→ **Exercise A**: In the news excerpt, how much was Viveros Development Inc. fined for destroying pre-Columbian archaeological sites?
→ **Exercise B**: Reproduce the passage of the news excerpt that opens with the words containing "Resort developers fined" and closes with "and possibly others.".

→ **Excerpt provided**:
* * * *
CSS medicine shortages Remember the Torrijos administration's promise that there would be no more medicine shortages at the Seguro Social pharmacies? Never mind. Such things as aspirin and the most common high blood pressure medications --- some 49 drugs in all --- have been unavailable from the public health care system. Critics from the labor unions and the left point to the situation as one more example that the Torrijos administration is privatizing health care as they allege and the government denies.
Resort developers fined for destroying archaeological sites La Prensa reports that Viveros Development Inc., which is building a golf course community and marina for foreigners on Viveros Island in the Perlas Archipelago has been fined $50,000 --- a nominal amount for a project of that size --- for the destruction of eight pre-Columbian archaeological sites. The developers had earlier been fined for building without an environmental impact study or permit from the National Environmental Authority, and has been a target of criticism and lawsuits by environmentalists and historic preservationists. The company is appealing the fine because it claims that there wasn't an archaeologist readily available for it to hire to save the sites, which are of the Coclean culture and possibly others.
Panama Viejo work stopped over archaeological destruction Work on the 29-story Icon Tower project in Panama Viejo has been halted because the apartment building construction site is atop historical ruins and the required environmental impact study has not been done. The stop work order came from the National Environmental Authority (ANAM) but the complaint that led to the action came from the National Institute of Culture's (INAC's) Office of Historical Patrimony.
English-language med school to open here The Xavier University School of Medicine, which is located in the Caribbean island nation of Aruba, is planning to team up with the Universidad Latina to open an English-language medical school in Panama. Universidad Latina already has a health sciences program, and a press release by Xavier lauded its "state-of-art information technology and... virtual Health library with more than 60,000 journals and books." The school is recruiting for its first class, which will start this coming May.
* * * *
→ **The data**:

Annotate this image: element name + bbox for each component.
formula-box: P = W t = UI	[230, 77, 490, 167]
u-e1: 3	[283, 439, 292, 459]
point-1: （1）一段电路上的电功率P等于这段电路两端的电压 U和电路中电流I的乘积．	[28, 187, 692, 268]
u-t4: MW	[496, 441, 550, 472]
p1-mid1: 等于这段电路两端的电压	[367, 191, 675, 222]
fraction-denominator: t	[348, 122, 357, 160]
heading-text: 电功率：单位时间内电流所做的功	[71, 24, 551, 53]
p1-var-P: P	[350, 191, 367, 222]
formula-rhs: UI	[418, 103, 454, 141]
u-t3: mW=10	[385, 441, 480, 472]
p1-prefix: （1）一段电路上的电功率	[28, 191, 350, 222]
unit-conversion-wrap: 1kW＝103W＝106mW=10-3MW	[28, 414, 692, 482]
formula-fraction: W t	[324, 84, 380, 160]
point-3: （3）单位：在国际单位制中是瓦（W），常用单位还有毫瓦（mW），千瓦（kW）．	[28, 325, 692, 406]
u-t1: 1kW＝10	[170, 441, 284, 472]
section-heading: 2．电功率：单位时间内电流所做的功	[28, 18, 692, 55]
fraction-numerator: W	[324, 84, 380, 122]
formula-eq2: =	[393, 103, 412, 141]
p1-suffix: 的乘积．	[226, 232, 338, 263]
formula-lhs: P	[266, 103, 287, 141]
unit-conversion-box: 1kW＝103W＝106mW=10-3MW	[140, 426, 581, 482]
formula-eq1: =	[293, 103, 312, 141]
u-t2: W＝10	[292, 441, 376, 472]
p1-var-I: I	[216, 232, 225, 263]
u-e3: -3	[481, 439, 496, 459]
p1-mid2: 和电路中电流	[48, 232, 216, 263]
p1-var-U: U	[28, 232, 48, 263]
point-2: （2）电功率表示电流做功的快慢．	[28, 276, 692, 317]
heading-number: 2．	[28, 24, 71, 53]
* * * *
→ **Written reply A**: $50,000.

→ **Written reply B**:
Resort developers fined for destroying archaeological sites La Prensa reports that Viveros Development Inc., which is building a golf course community and marina for foreigners on Viveros Island in the Perlas Archipelago has been fined $50,000 --- a nominal amount for a project of that size --- for the destruction of eight pre-Columbian archaeological sites. The developers had earlier been fined for building without an environmental impact study or permit from the National Environmental Authority, and has been a target of criticism and lawsuits by environmentalists and historic preservationists. The company is appealing the fine because it claims that there wasn't an archaeologist readily available for it to hire to save the sites, which are of the Coclean culture and possibly others.